• Exercise prompt
Your task is to repeat the entries exactly. Leave the pictures out.

• Items from a dataset
— Begin —

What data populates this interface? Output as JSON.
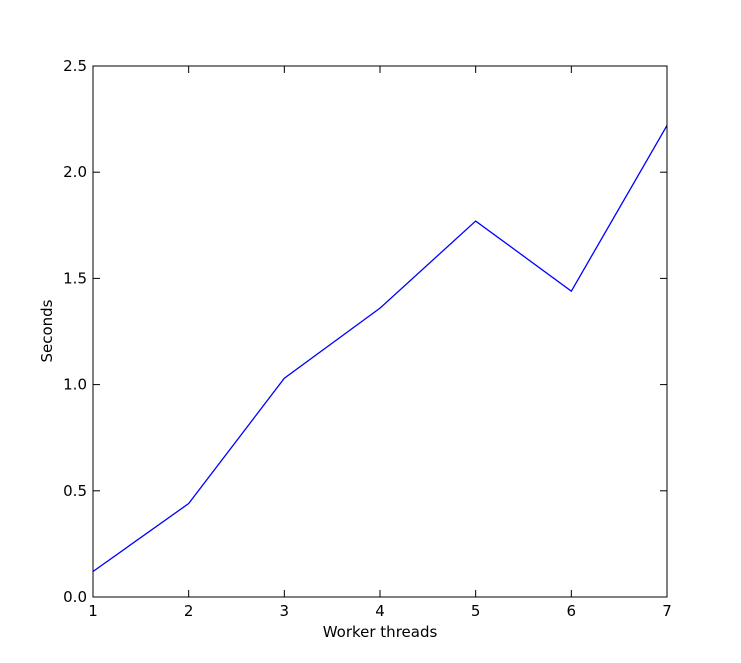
{
  "chart_data": {
    "type": "line",
    "title": "",
    "xlabel": "Worker threads",
    "ylabel": "Seconds",
    "xlim": [
      1,
      7
    ],
    "ylim": [
      0.0,
      2.5
    ],
    "xticks": [
      "1",
      "2",
      "3",
      "4",
      "5",
      "6",
      "7"
    ],
    "yticks": [
      "0.0",
      "0.5",
      "1.0",
      "1.5",
      "2.0",
      "2.5"
    ],
    "grid": false,
    "legend": "none",
    "series": [
      {
        "color": "#0000ff",
        "x": [
          1,
          2,
          3,
          4,
          5,
          6,
          7
        ],
        "values": [
          0.12,
          0.44,
          1.03,
          1.36,
          1.77,
          1.44,
          2.22
        ]
      }
    ]
  }
}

— End —

• Exercise response
What data populates this interface? Output as JSON.
{
  "chart_data": {
    "type": "line",
    "title": "",
    "xlabel": "Worker threads",
    "ylabel": "Seconds",
    "xlim": [
      1,
      7
    ],
    "ylim": [
      0.0,
      2.5
    ],
    "xticks": [
      "1",
      "2",
      "3",
      "4",
      "5",
      "6",
      "7"
    ],
    "yticks": [
      "0.0",
      "0.5",
      "1.0",
      "1.5",
      "2.0",
      "2.5"
    ],
    "grid": false,
    "legend": "none",
    "series": [
      {
        "color": "#0000ff",
        "x": [
          1,
          2,
          3,
          4,
          5,
          6,
          7
        ],
        "values": [
          0.12,
          0.44,
          1.03,
          1.36,
          1.77,
          1.44,
          2.22
        ]
      }
    ]
  }
}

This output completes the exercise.